Data supplied:
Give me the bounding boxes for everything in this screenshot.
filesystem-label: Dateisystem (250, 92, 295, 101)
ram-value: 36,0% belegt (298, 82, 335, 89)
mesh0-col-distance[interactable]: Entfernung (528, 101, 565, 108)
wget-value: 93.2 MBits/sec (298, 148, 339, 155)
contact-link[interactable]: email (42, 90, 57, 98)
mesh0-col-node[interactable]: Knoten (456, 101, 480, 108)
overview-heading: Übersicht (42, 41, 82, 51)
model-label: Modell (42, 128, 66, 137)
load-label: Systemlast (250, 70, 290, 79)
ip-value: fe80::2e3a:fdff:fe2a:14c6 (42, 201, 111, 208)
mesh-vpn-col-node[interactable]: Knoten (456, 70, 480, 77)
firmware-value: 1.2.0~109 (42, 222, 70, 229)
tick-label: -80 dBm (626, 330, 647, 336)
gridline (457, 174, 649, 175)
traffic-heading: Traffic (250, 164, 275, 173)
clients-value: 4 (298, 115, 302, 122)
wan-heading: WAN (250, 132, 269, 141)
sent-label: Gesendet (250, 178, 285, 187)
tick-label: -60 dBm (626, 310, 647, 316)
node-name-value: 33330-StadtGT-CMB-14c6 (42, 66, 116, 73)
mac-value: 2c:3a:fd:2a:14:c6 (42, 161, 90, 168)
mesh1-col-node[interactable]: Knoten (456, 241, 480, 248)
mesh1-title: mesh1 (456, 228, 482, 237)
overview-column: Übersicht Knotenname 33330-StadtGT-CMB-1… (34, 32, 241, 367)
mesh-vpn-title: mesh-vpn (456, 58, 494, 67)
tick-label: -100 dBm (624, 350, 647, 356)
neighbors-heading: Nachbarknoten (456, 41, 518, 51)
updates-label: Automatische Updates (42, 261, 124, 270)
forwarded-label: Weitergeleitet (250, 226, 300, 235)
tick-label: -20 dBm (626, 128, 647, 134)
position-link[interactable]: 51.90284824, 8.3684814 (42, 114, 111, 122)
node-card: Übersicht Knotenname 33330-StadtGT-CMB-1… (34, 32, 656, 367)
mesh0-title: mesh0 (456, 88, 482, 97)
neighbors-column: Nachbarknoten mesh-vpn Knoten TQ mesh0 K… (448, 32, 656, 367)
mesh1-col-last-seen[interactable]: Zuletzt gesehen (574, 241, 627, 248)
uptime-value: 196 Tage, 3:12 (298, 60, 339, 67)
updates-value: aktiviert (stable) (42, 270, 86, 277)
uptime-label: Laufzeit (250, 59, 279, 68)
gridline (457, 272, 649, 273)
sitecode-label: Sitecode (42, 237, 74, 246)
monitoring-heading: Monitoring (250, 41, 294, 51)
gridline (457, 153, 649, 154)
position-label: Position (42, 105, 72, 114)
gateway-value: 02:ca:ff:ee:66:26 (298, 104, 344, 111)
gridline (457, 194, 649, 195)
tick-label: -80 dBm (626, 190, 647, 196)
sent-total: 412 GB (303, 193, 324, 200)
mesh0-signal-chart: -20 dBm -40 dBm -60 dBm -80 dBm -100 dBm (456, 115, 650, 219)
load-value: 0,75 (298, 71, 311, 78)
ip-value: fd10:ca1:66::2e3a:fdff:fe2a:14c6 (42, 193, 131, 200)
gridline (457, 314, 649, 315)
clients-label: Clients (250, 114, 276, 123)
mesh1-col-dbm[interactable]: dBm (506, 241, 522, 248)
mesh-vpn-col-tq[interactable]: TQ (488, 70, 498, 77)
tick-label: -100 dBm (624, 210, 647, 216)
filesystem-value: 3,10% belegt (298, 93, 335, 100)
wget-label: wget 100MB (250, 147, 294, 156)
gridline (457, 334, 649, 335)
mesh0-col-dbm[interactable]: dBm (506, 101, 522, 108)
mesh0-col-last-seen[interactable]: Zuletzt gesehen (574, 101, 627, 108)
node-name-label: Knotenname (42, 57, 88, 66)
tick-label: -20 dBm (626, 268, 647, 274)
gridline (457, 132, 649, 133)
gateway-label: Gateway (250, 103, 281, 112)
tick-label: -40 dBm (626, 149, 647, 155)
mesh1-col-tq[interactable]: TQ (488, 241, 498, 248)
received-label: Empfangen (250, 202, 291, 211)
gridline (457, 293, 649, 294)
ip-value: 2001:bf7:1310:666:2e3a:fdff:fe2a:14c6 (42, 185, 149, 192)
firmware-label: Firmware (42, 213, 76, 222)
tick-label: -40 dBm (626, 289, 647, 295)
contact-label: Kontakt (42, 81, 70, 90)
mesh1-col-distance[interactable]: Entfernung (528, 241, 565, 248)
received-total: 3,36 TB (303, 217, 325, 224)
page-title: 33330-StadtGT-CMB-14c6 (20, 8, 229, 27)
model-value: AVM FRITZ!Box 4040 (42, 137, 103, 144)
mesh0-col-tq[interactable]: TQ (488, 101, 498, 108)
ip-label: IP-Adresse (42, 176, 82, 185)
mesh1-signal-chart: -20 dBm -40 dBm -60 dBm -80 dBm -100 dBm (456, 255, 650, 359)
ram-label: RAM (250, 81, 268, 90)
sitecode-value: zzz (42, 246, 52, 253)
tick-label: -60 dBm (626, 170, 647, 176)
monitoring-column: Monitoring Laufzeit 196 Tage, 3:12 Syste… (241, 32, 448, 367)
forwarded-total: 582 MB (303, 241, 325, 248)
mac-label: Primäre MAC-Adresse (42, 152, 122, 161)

Instruction: Reproduce verbatim every line from the start of the records down to the line that contains "101, 565, 108)", including both ends.

Answer to this problem:
Give me the bounding boxes for everything in this screenshot.
filesystem-label: Dateisystem (250, 92, 295, 101)
ram-value: 36,0% belegt (298, 82, 335, 89)
mesh0-col-distance[interactable]: Entfernung (528, 101, 565, 108)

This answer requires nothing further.